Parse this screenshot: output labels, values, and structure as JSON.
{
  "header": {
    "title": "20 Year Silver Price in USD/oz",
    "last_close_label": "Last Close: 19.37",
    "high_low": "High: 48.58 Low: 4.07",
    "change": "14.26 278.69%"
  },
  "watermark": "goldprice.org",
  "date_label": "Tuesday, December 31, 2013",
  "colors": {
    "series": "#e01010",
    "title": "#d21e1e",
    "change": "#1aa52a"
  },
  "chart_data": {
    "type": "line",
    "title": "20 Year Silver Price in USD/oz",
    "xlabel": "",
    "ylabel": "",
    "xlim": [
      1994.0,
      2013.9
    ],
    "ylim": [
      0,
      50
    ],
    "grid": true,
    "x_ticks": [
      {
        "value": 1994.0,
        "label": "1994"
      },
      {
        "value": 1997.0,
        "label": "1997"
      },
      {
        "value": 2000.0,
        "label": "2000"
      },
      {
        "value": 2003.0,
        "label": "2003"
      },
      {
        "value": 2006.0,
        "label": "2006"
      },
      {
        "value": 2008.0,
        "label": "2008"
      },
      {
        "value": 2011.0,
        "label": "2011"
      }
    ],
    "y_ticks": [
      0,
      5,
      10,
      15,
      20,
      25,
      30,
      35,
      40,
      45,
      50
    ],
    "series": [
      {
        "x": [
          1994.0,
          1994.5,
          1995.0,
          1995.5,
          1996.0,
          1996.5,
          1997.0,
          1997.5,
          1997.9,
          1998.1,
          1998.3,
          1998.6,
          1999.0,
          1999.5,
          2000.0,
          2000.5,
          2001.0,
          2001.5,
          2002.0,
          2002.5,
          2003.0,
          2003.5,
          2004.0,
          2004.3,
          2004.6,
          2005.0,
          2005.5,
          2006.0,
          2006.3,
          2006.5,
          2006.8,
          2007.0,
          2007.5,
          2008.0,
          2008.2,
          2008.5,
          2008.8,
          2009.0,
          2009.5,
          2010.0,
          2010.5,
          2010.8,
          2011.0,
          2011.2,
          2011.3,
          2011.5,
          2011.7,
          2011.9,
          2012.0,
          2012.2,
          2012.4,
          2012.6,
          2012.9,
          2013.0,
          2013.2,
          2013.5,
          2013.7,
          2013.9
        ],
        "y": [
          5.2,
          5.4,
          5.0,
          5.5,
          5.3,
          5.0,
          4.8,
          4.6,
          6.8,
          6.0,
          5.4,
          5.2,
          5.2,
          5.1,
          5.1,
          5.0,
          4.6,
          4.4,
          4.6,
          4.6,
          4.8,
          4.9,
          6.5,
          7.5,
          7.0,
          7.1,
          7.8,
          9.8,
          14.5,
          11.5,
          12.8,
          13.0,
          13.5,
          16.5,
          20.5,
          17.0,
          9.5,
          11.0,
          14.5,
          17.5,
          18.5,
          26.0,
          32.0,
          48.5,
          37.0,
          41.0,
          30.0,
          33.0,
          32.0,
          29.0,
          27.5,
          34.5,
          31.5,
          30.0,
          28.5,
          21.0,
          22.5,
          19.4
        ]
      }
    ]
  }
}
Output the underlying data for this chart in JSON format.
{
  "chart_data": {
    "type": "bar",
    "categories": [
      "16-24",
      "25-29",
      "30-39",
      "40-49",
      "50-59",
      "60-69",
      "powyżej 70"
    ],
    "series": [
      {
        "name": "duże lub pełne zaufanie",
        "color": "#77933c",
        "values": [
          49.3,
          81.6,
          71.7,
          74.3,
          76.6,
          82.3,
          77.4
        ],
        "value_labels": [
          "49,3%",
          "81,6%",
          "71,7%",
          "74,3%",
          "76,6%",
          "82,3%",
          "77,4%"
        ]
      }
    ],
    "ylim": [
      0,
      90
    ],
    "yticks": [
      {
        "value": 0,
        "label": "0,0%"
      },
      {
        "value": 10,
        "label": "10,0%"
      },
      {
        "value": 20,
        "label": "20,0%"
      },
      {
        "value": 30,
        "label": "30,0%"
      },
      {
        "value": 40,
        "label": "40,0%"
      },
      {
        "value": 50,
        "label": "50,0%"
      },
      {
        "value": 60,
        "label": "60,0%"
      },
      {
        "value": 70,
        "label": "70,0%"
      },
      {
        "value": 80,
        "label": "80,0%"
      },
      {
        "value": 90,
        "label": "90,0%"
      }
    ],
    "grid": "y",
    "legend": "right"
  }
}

Written exercise:
Repeat every entry exactly as written above.

Exercise result:
Parse this screenshot: output labels, values, and structure as JSON.
{
  "header": {
    "title": "20 Year Silver Price in USD/oz",
    "last_close_label": "Last Close: 19.37",
    "high_low": "High: 48.58 Low: 4.07",
    "change": "14.26 278.69%"
  },
  "watermark": "goldprice.org",
  "date_label": "Tuesday, December 31, 2013",
  "colors": {
    "series": "#e01010",
    "title": "#d21e1e",
    "change": "#1aa52a"
  },
  "chart_data": {
    "type": "line",
    "title": "20 Year Silver Price in USD/oz",
    "xlabel": "",
    "ylabel": "",
    "xlim": [
      1994.0,
      2013.9
    ],
    "ylim": [
      0,
      50
    ],
    "grid": true,
    "x_ticks": [
      {
        "value": 1994.0,
        "label": "1994"
      },
      {
        "value": 1997.0,
        "label": "1997"
      },
      {
        "value": 2000.0,
        "label": "2000"
      },
      {
        "value": 2003.0,
        "label": "2003"
      },
      {
        "value": 2006.0,
        "label": "2006"
      },
      {
        "value": 2008.0,
        "label": "2008"
      },
      {
        "value": 2011.0,
        "label": "2011"
      }
    ],
    "y_ticks": [
      0,
      5,
      10,
      15,
      20,
      25,
      30,
      35,
      40,
      45,
      50
    ],
    "series": [
      {
        "x": [
          1994.0,
          1994.5,
          1995.0,
          1995.5,
          1996.0,
          1996.5,
          1997.0,
          1997.5,
          1997.9,
          1998.1,
          1998.3,
          1998.6,
          1999.0,
          1999.5,
          2000.0,
          2000.5,
          2001.0,
          2001.5,
          2002.0,
          2002.5,
          2003.0,
          2003.5,
          2004.0,
          2004.3,
          2004.6,
          2005.0,
          2005.5,
          2006.0,
          2006.3,
          2006.5,
          2006.8,
          2007.0,
          2007.5,
          2008.0,
          2008.2,
          2008.5,
          2008.8,
          2009.0,
          2009.5,
          2010.0,
          2010.5,
          2010.8,
          2011.0,
          2011.2,
          2011.3,
          2011.5,
          2011.7,
          2011.9,
          2012.0,
          2012.2,
          2012.4,
          2012.6,
          2012.9,
          2013.0,
          2013.2,
          2013.5,
          2013.7,
          2013.9
        ],
        "y": [
          5.2,
          5.4,
          5.0,
          5.5,
          5.3,
          5.0,
          4.8,
          4.6,
          6.8,
          6.0,
          5.4,
          5.2,
          5.2,
          5.1,
          5.1,
          5.0,
          4.6,
          4.4,
          4.6,
          4.6,
          4.8,
          4.9,
          6.5,
          7.5,
          7.0,
          7.1,
          7.8,
          9.8,
          14.5,
          11.5,
          12.8,
          13.0,
          13.5,
          16.5,
          20.5,
          17.0,
          9.5,
          11.0,
          14.5,
          17.5,
          18.5,
          26.0,
          32.0,
          48.5,
          37.0,
          41.0,
          30.0,
          33.0,
          32.0,
          29.0,
          27.5,
          34.5,
          31.5,
          30.0,
          28.5,
          21.0,
          22.5,
          19.4
        ]
      }
    ]
  }
}
Output the underlying data for this chart in JSON format.
{
  "chart_data": {
    "type": "bar",
    "categories": [
      "16-24",
      "25-29",
      "30-39",
      "40-49",
      "50-59",
      "60-69",
      "powyżej 70"
    ],
    "series": [
      {
        "name": "duże lub pełne zaufanie",
        "color": "#77933c",
        "values": [
          49.3,
          81.6,
          71.7,
          74.3,
          76.6,
          82.3,
          77.4
        ],
        "value_labels": [
          "49,3%",
          "81,6%",
          "71,7%",
          "74,3%",
          "76,6%",
          "82,3%",
          "77,4%"
        ]
      }
    ],
    "ylim": [
      0,
      90
    ],
    "yticks": [
      {
        "value": 0,
        "label": "0,0%"
      },
      {
        "value": 10,
        "label": "10,0%"
      },
      {
        "value": 20,
        "label": "20,0%"
      },
      {
        "value": 30,
        "label": "30,0%"
      },
      {
        "value": 40,
        "label": "40,0%"
      },
      {
        "value": 50,
        "label": "50,0%"
      },
      {
        "value": 60,
        "label": "60,0%"
      },
      {
        "value": 70,
        "label": "70,0%"
      },
      {
        "value": 80,
        "label": "80,0%"
      },
      {
        "value": 90,
        "label": "90,0%"
      }
    ],
    "grid": "y",
    "legend": "right"
  }
}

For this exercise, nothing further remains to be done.